◆ Task objective
Report only how many lines of the entries below contain the string "ormai".

______

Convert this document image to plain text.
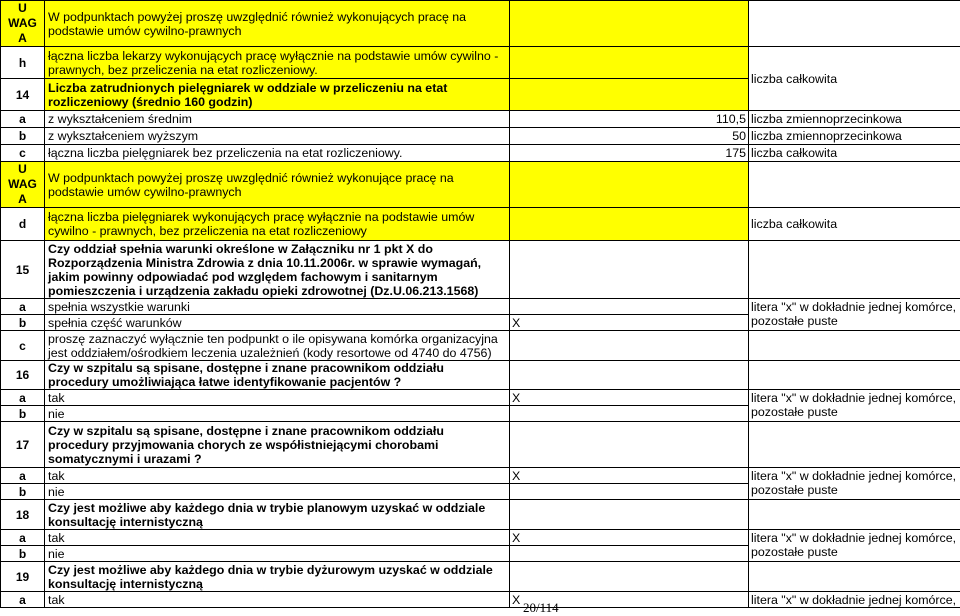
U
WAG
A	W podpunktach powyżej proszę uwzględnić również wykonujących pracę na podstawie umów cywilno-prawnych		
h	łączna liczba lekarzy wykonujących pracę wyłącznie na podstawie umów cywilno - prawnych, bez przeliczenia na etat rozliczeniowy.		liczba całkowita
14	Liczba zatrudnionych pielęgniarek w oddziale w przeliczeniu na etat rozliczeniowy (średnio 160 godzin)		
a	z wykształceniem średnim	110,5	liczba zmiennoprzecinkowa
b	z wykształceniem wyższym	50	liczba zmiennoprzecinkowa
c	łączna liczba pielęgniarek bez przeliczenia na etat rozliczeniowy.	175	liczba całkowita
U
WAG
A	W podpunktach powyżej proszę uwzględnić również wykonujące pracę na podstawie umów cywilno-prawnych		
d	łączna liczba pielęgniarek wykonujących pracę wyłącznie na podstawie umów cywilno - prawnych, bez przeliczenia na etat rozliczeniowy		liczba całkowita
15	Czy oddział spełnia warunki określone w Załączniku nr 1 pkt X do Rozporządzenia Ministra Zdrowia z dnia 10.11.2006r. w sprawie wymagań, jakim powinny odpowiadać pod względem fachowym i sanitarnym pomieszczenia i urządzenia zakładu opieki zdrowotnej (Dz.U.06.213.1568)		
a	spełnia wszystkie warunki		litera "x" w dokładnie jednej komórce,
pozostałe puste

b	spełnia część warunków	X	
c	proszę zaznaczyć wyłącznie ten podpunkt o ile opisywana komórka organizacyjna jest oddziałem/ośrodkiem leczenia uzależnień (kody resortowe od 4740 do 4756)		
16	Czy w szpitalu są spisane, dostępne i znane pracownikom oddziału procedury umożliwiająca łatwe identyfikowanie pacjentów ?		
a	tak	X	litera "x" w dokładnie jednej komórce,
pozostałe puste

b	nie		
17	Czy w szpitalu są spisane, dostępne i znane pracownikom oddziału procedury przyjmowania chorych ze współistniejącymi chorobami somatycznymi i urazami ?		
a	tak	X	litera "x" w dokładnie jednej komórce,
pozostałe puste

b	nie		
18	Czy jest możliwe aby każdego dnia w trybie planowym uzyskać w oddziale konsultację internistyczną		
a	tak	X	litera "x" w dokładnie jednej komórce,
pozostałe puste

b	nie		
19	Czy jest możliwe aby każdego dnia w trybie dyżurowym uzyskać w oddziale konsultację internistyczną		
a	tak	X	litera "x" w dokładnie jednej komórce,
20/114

______

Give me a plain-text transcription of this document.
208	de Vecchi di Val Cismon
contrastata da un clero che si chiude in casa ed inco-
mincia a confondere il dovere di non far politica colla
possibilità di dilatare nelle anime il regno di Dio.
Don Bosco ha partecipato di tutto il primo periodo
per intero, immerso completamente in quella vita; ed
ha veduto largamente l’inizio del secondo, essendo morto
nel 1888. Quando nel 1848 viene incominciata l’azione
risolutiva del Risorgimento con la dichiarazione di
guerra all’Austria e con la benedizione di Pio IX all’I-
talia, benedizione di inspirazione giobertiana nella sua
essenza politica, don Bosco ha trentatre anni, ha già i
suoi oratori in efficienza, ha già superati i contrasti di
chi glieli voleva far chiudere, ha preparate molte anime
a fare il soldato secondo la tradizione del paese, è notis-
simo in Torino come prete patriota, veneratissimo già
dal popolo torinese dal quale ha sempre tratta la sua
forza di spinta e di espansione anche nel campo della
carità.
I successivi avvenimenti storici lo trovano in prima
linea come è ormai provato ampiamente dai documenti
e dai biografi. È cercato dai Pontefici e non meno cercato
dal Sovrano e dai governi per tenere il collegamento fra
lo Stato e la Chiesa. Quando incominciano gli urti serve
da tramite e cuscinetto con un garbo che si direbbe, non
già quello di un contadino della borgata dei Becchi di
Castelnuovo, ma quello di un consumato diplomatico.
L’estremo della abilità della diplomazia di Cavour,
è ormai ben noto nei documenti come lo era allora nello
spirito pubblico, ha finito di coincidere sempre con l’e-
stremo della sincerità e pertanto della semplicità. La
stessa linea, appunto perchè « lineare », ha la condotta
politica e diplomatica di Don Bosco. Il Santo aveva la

______

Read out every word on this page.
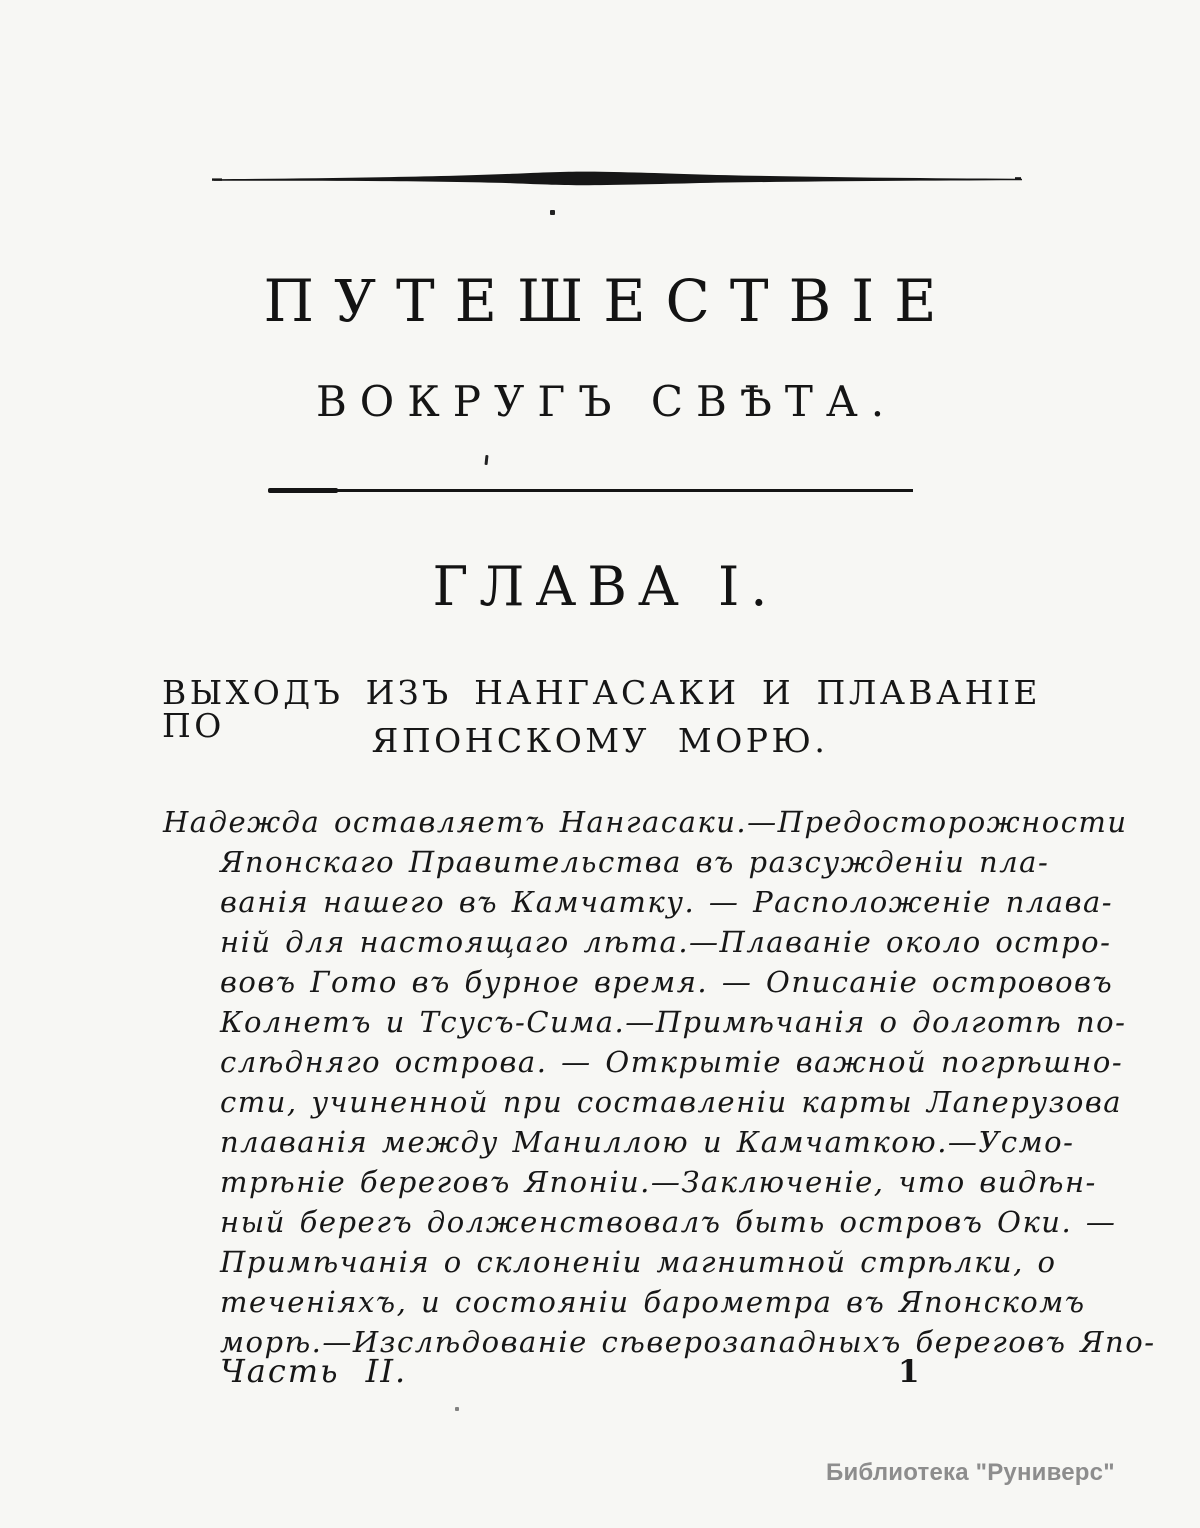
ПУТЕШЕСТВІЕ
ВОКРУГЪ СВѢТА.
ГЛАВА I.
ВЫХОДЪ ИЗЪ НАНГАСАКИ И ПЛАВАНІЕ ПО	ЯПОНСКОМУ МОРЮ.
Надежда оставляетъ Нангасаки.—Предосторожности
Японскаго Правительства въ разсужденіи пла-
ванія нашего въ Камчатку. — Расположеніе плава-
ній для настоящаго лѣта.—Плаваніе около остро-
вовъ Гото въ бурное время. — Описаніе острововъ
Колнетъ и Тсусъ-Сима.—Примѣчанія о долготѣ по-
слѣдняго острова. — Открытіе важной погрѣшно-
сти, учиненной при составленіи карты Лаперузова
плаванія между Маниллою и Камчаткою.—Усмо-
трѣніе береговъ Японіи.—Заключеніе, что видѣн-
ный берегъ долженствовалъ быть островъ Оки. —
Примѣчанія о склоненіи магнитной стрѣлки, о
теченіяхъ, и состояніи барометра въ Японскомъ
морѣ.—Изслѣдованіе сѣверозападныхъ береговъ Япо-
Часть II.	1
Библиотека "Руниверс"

______

◆ Answer to the task
2